=== Given data ===

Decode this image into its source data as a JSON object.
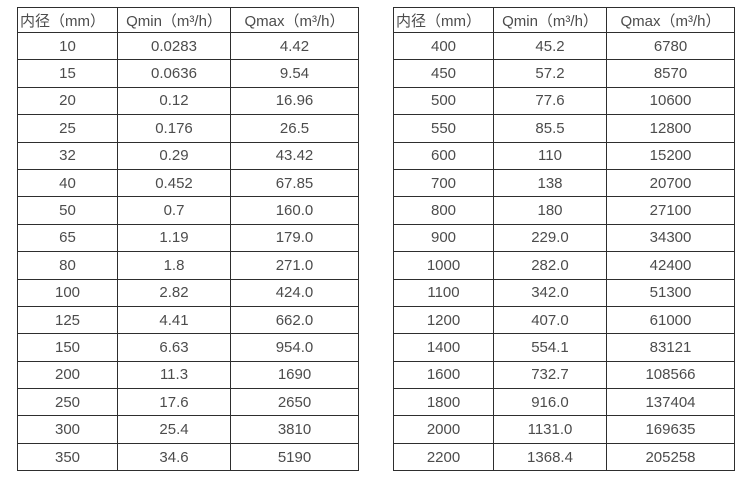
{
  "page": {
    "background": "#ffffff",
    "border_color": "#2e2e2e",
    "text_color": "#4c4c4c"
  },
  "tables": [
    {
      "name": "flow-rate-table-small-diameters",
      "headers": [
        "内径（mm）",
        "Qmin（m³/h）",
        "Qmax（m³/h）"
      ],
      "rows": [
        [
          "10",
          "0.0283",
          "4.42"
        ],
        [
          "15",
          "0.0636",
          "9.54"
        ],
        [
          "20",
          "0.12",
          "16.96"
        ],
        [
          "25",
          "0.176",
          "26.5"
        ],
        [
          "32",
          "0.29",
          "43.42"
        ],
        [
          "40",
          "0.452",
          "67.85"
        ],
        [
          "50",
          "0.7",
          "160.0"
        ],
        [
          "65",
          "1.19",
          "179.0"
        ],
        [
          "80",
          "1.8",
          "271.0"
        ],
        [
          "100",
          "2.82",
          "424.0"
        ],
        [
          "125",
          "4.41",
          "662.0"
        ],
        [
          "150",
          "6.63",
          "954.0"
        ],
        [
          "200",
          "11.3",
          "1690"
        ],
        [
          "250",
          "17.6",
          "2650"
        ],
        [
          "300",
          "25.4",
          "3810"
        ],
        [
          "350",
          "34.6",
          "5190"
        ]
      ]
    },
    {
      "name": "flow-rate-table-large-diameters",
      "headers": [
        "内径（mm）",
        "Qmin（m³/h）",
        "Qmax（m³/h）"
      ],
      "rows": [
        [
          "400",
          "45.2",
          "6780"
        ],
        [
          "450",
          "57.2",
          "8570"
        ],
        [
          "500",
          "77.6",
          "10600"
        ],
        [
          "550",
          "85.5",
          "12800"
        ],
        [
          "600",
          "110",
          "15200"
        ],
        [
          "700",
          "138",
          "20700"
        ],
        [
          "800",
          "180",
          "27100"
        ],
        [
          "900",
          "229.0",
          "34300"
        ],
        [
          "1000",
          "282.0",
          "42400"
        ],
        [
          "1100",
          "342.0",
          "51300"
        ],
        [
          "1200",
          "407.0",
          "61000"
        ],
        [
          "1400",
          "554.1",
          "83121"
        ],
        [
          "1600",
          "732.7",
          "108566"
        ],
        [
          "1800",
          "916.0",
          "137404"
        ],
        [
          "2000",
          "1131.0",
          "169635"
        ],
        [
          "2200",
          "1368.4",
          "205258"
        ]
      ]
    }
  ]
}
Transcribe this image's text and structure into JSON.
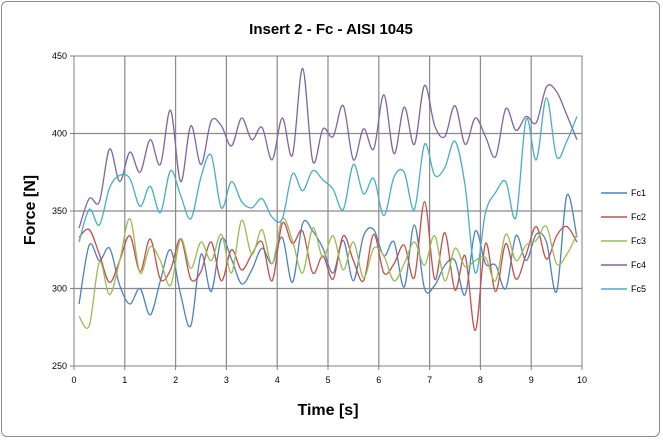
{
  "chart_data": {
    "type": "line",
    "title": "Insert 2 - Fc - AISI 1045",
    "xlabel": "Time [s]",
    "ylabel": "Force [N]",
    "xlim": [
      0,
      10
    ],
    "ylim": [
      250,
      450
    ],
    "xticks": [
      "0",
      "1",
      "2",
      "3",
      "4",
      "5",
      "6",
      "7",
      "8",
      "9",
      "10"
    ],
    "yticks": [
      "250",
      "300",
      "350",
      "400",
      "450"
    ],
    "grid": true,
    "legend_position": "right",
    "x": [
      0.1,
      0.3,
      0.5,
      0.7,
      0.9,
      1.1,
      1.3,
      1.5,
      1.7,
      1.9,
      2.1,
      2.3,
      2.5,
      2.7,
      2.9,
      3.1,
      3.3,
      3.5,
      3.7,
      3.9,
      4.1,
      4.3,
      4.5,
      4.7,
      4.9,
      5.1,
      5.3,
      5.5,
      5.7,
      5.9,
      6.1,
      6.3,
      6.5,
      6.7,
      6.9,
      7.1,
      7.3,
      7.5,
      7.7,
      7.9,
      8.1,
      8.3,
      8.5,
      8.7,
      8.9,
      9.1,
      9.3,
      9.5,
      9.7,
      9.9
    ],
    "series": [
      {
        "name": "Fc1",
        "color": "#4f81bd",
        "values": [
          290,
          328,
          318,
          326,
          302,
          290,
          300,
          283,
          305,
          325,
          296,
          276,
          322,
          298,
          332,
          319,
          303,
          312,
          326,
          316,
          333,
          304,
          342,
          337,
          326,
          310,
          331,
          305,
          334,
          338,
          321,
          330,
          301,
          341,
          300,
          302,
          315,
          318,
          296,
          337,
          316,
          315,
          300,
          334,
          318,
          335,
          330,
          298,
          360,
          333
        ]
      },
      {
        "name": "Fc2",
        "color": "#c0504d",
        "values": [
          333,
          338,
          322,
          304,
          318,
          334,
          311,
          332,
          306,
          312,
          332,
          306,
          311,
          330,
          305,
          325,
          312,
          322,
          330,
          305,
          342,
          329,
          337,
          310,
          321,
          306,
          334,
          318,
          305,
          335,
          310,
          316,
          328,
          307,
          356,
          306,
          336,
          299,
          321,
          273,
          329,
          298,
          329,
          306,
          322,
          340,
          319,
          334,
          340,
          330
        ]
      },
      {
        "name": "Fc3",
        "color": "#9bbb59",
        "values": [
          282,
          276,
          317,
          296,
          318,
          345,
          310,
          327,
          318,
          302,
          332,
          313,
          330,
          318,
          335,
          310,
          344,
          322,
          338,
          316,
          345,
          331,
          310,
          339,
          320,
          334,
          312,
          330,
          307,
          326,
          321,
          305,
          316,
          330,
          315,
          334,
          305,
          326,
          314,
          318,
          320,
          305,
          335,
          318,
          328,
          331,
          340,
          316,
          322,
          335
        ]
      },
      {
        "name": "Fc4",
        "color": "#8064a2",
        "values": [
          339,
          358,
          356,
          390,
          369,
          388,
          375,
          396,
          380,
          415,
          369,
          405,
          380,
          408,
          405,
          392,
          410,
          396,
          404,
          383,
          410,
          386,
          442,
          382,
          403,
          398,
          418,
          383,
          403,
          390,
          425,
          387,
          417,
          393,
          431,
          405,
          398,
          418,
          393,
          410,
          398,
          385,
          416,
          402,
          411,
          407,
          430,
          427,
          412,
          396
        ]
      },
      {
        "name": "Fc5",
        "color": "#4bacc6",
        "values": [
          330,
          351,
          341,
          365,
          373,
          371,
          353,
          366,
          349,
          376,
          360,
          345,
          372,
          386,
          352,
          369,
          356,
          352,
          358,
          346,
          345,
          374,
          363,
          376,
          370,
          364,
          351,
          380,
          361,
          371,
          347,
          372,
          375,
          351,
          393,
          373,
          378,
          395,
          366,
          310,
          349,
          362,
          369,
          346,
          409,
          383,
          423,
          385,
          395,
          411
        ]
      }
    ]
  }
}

===

__Exercise__. Excluding the pictures, restate the records above word for word.

__The output__.
Decode this image into its source data as a JSON object.
{
  "page": {
    "background": "#ffffff",
    "border_color": "#2e2e2e",
    "text_color": "#4c4c4c"
  },
  "tables": [
    {
      "name": "flow-rate-table-small-diameters",
      "headers": [
        "内径（mm）",
        "Qmin（m³/h）",
        "Qmax（m³/h）"
      ],
      "rows": [
        [
          "10",
          "0.0283",
          "4.42"
        ],
        [
          "15",
          "0.0636",
          "9.54"
        ],
        [
          "20",
          "0.12",
          "16.96"
        ],
        [
          "25",
          "0.176",
          "26.5"
        ],
        [
          "32",
          "0.29",
          "43.42"
        ],
        [
          "40",
          "0.452",
          "67.85"
        ],
        [
          "50",
          "0.7",
          "160.0"
        ],
        [
          "65",
          "1.19",
          "179.0"
        ],
        [
          "80",
          "1.8",
          "271.0"
        ],
        [
          "100",
          "2.82",
          "424.0"
        ],
        [
          "125",
          "4.41",
          "662.0"
        ],
        [
          "150",
          "6.63",
          "954.0"
        ],
        [
          "200",
          "11.3",
          "1690"
        ],
        [
          "250",
          "17.6",
          "2650"
        ],
        [
          "300",
          "25.4",
          "3810"
        ],
        [
          "350",
          "34.6",
          "5190"
        ]
      ]
    },
    {
      "name": "flow-rate-table-large-diameters",
      "headers": [
        "内径（mm）",
        "Qmin（m³/h）",
        "Qmax（m³/h）"
      ],
      "rows": [
        [
          "400",
          "45.2",
          "6780"
        ],
        [
          "450",
          "57.2",
          "8570"
        ],
        [
          "500",
          "77.6",
          "10600"
        ],
        [
          "550",
          "85.5",
          "12800"
        ],
        [
          "600",
          "110",
          "15200"
        ],
        [
          "700",
          "138",
          "20700"
        ],
        [
          "800",
          "180",
          "27100"
        ],
        [
          "900",
          "229.0",
          "34300"
        ],
        [
          "1000",
          "282.0",
          "42400"
        ],
        [
          "1100",
          "342.0",
          "51300"
        ],
        [
          "1200",
          "407.0",
          "61000"
        ],
        [
          "1400",
          "554.1",
          "83121"
        ],
        [
          "1600",
          "732.7",
          "108566"
        ],
        [
          "1800",
          "916.0",
          "137404"
        ],
        [
          "2000",
          "1131.0",
          "169635"
        ],
        [
          "2200",
          "1368.4",
          "205258"
        ]
      ]
    }
  ]
}
Transcribe this image's text and structure into JSON.
{
  "chart_data": {
    "type": "line",
    "title": "Insert 2 - Fc - AISI 1045",
    "xlabel": "Time [s]",
    "ylabel": "Force [N]",
    "xlim": [
      0,
      10
    ],
    "ylim": [
      250,
      450
    ],
    "xticks": [
      "0",
      "1",
      "2",
      "3",
      "4",
      "5",
      "6",
      "7",
      "8",
      "9",
      "10"
    ],
    "yticks": [
      "250",
      "300",
      "350",
      "400",
      "450"
    ],
    "grid": true,
    "legend_position": "right",
    "x": [
      0.1,
      0.3,
      0.5,
      0.7,
      0.9,
      1.1,
      1.3,
      1.5,
      1.7,
      1.9,
      2.1,
      2.3,
      2.5,
      2.7,
      2.9,
      3.1,
      3.3,
      3.5,
      3.7,
      3.9,
      4.1,
      4.3,
      4.5,
      4.7,
      4.9,
      5.1,
      5.3,
      5.5,
      5.7,
      5.9,
      6.1,
      6.3,
      6.5,
      6.7,
      6.9,
      7.1,
      7.3,
      7.5,
      7.7,
      7.9,
      8.1,
      8.3,
      8.5,
      8.7,
      8.9,
      9.1,
      9.3,
      9.5,
      9.7,
      9.9
    ],
    "series": [
      {
        "name": "Fc1",
        "color": "#4f81bd",
        "values": [
          290,
          328,
          318,
          326,
          302,
          290,
          300,
          283,
          305,
          325,
          296,
          276,
          322,
          298,
          332,
          319,
          303,
          312,
          326,
          316,
          333,
          304,
          342,
          337,
          326,
          310,
          331,
          305,
          334,
          338,
          321,
          330,
          301,
          341,
          300,
          302,
          315,
          318,
          296,
          337,
          316,
          315,
          300,
          334,
          318,
          335,
          330,
          298,
          360,
          333
        ]
      },
      {
        "name": "Fc2",
        "color": "#c0504d",
        "values": [
          333,
          338,
          322,
          304,
          318,
          334,
          311,
          332,
          306,
          312,
          332,
          306,
          311,
          330,
          305,
          325,
          312,
          322,
          330,
          305,
          342,
          329,
          337,
          310,
          321,
          306,
          334,
          318,
          305,
          335,
          310,
          316,
          328,
          307,
          356,
          306,
          336,
          299,
          321,
          273,
          329,
          298,
          329,
          306,
          322,
          340,
          319,
          334,
          340,
          330
        ]
      },
      {
        "name": "Fc3",
        "color": "#9bbb59",
        "values": [
          282,
          276,
          317,
          296,
          318,
          345,
          310,
          327,
          318,
          302,
          332,
          313,
          330,
          318,
          335,
          310,
          344,
          322,
          338,
          316,
          345,
          331,
          310,
          339,
          320,
          334,
          312,
          330,
          307,
          326,
          321,
          305,
          316,
          330,
          315,
          334,
          305,
          326,
          314,
          318,
          320,
          305,
          335,
          318,
          328,
          331,
          340,
          316,
          322,
          335
        ]
      },
      {
        "name": "Fc4",
        "color": "#8064a2",
        "values": [
          339,
          358,
          356,
          390,
          369,
          388,
          375,
          396,
          380,
          415,
          369,
          405,
          380,
          408,
          405,
          392,
          410,
          396,
          404,
          383,
          410,
          386,
          442,
          382,
          403,
          398,
          418,
          383,
          403,
          390,
          425,
          387,
          417,
          393,
          431,
          405,
          398,
          418,
          393,
          410,
          398,
          385,
          416,
          402,
          411,
          407,
          430,
          427,
          412,
          396
        ]
      },
      {
        "name": "Fc5",
        "color": "#4bacc6",
        "values": [
          330,
          351,
          341,
          365,
          373,
          371,
          353,
          366,
          349,
          376,
          360,
          345,
          372,
          386,
          352,
          369,
          356,
          352,
          358,
          346,
          345,
          374,
          363,
          376,
          370,
          364,
          351,
          380,
          361,
          371,
          347,
          372,
          375,
          351,
          393,
          373,
          378,
          395,
          366,
          310,
          349,
          362,
          369,
          346,
          409,
          383,
          423,
          385,
          395,
          411
        ]
      }
    ]
  }
}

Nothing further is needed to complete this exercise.